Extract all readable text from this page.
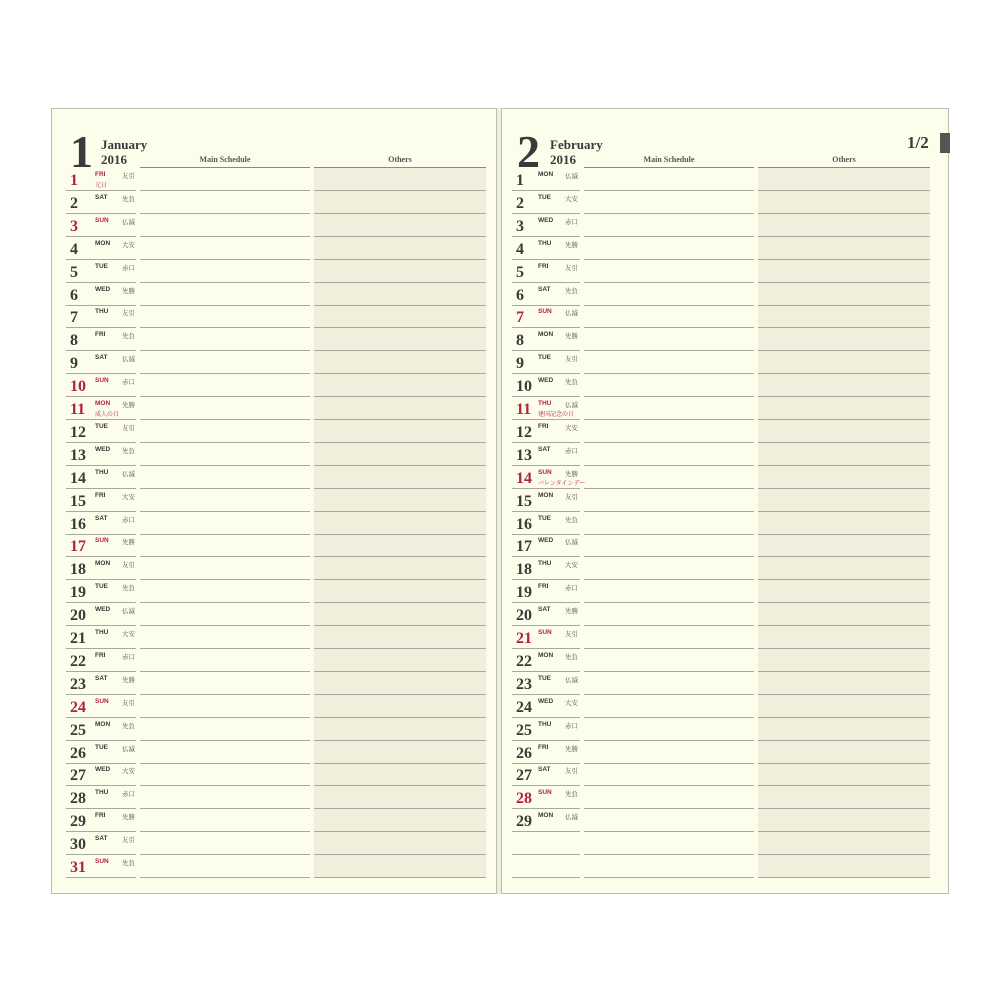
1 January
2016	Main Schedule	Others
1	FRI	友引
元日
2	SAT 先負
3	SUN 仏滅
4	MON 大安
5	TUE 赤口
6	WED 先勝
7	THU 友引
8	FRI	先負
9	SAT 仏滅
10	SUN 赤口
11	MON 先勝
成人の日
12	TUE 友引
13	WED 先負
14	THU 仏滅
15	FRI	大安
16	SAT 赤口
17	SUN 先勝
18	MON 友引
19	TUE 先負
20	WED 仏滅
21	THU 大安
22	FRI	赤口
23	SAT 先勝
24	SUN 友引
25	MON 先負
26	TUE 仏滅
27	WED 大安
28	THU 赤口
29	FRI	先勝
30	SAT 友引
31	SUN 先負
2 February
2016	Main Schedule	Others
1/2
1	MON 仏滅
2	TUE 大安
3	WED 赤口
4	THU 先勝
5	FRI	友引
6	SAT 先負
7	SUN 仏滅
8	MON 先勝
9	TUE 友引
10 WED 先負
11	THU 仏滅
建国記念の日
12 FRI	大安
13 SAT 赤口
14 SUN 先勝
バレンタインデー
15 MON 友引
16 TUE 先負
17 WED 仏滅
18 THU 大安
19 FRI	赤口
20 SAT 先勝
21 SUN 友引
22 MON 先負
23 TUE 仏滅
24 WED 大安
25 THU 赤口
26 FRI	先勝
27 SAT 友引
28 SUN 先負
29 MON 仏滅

* * *

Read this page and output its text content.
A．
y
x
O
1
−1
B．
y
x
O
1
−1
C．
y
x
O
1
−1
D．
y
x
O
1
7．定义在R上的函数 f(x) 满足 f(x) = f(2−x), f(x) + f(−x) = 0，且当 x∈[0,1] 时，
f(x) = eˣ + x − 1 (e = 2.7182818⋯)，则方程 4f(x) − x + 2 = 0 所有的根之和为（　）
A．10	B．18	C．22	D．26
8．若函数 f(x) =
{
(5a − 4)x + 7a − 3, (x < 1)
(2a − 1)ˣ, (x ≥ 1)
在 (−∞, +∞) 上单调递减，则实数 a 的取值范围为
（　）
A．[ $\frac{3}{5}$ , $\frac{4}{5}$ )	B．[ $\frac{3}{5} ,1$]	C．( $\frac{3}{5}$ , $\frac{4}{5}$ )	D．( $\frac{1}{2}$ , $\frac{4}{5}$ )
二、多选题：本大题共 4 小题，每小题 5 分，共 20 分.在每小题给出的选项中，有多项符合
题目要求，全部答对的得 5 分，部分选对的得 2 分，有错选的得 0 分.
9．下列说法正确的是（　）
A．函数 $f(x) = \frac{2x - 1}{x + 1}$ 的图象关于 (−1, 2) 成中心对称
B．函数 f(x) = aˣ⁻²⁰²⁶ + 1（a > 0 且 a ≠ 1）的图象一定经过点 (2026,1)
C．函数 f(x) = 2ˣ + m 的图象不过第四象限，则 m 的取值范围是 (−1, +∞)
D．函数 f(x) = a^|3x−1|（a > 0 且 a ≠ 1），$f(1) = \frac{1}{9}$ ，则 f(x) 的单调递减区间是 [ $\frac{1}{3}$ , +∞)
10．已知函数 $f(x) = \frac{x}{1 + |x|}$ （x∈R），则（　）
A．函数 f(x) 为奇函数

==

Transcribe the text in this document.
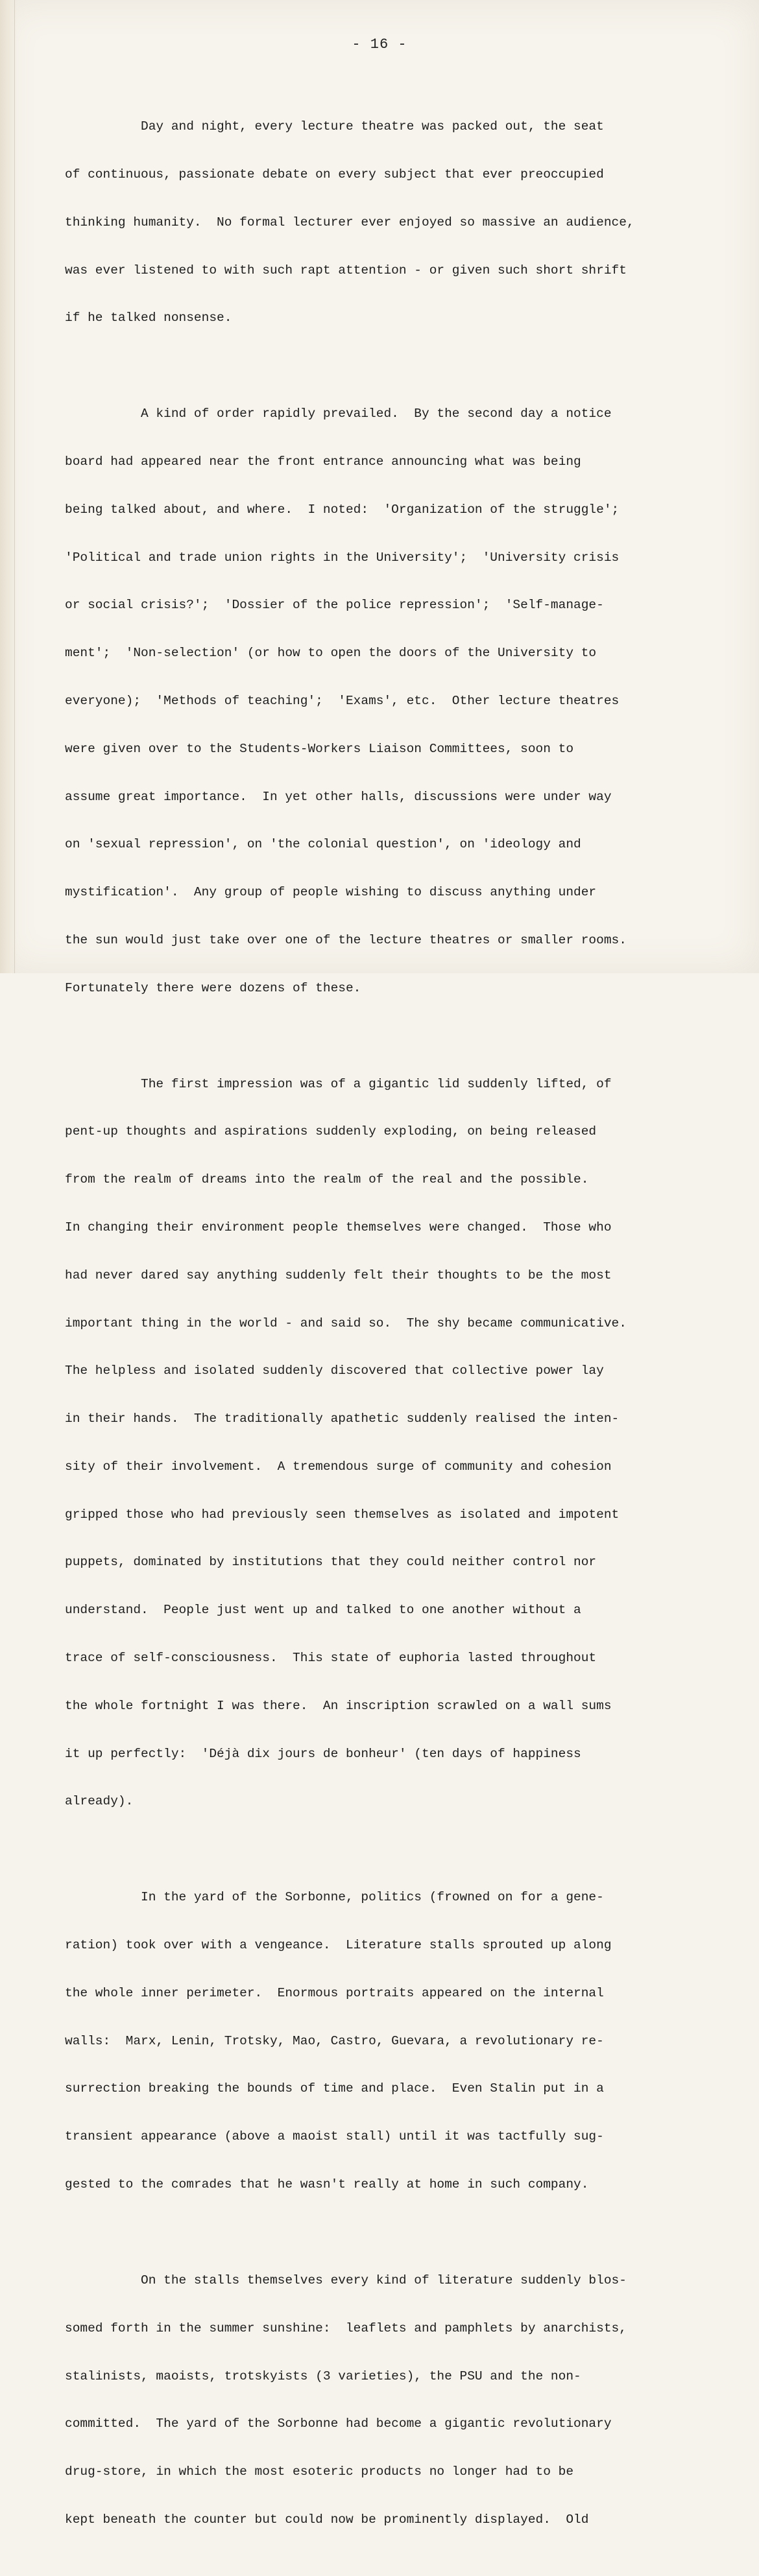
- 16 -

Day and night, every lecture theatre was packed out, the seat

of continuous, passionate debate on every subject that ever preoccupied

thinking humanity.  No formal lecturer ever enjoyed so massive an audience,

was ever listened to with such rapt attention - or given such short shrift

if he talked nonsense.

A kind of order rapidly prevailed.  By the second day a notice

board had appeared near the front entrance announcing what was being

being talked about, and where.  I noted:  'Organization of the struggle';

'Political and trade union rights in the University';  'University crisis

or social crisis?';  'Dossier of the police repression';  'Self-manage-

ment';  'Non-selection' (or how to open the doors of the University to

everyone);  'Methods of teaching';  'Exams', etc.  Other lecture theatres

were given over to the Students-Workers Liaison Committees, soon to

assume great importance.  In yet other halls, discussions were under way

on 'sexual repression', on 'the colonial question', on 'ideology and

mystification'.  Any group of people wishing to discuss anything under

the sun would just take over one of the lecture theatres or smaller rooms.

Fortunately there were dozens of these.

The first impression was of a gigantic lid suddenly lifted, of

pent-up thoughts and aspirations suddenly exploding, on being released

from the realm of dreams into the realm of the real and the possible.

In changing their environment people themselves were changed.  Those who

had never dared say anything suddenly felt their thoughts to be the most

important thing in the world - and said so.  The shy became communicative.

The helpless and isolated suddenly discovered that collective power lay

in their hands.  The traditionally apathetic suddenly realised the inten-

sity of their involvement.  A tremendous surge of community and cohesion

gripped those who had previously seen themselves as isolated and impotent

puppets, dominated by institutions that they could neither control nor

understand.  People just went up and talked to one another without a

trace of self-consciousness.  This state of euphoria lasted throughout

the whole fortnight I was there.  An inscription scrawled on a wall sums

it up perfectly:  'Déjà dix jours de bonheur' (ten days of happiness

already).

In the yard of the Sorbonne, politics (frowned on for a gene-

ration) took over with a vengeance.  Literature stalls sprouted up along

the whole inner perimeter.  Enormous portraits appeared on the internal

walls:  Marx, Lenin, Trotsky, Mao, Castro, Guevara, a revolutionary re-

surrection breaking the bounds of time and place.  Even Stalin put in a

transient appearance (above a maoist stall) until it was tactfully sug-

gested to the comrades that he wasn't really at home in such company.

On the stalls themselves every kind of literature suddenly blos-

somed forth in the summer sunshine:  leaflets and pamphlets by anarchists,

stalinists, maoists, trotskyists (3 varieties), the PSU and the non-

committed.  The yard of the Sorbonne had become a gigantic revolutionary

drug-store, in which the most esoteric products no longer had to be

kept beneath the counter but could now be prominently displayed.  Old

> [Problem to work on]: From the listing above, collect every line that mentions the word "yard".

> [Solution to this problem]:
In the yard of the Sorbonne, politics (frowned on for a gene-
committed.  The yard of the Sorbonne had become a gigantic revolutionary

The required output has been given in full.